=== Material for this task ===

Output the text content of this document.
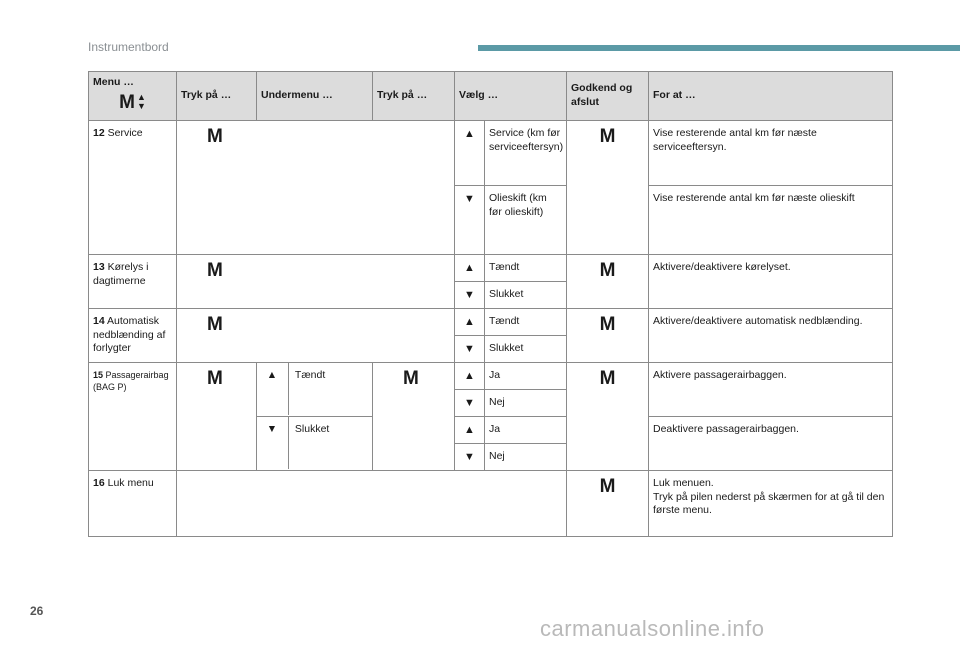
Instrumentbord
Menu …
M ▲
▼	Tryk på …	Undermenu …	Tryk på …	Vælg …		Godkend og afslut	For at …
12 Service	M			▲	Service (km før serviceeftersyn)	M	Vise resterende antal km før næste serviceeftersyn.
				▼	Olieskift (km før olieskift)		Vise resterende antal km før næste olieskift
13 Kørelys i dagtimerne	M			▲	Tændt	M	Aktivere/deaktivere kørelyset.
				▼	Slukket		
14 Automatisk nedblænding af forlygter	M			▲	Tændt	M	Aktivere/deaktivere automatisk nedblænding.
				▼	Slukket		
15 Passagerairbag (BAG P)	M	▲ Tændt	M	▲	Ja	M	Aktivere passagerairbaggen.
				▼	Nej		
		▼ Slukket		▲	Ja		Deaktivere passagerairbaggen.
				▼	Nej		
16 Luk menu						M	Luk menuen.
Tryk på pilen nederst på skærmen for at gå til den første menu.
26
carmanualsonline.info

===

Required task: The data should be printed again unchanged; leave its pictures out.

Answer below:
Output the text content of this document.
Instrumentbord
Menu …
M ▲
▼	Tryk på …	Undermenu …	Tryk på …	Vælg …		Godkend og afslut	For at …
12 Service	M			▲	Service (km før serviceeftersyn)	M	Vise resterende antal km før næste serviceeftersyn.
				▼	Olieskift (km før olieskift)		Vise resterende antal km før næste olieskift
13 Kørelys i dagtimerne	M			▲	Tændt	M	Aktivere/deaktivere kørelyset.
				▼	Slukket		
14 Automatisk nedblænding af forlygter	M			▲	Tændt	M	Aktivere/deaktivere automatisk nedblænding.
				▼	Slukket		
15 Passagerairbag (BAG P)	M	▲ Tændt	M	▲	Ja	M	Aktivere passagerairbaggen.
				▼	Nej		
		▼ Slukket		▲	Ja		Deaktivere passagerairbaggen.
				▼	Nej		
16 Luk menu						M	Luk menuen.
Tryk på pilen nederst på skærmen for at gå til den første menu.
26
carmanualsonline.info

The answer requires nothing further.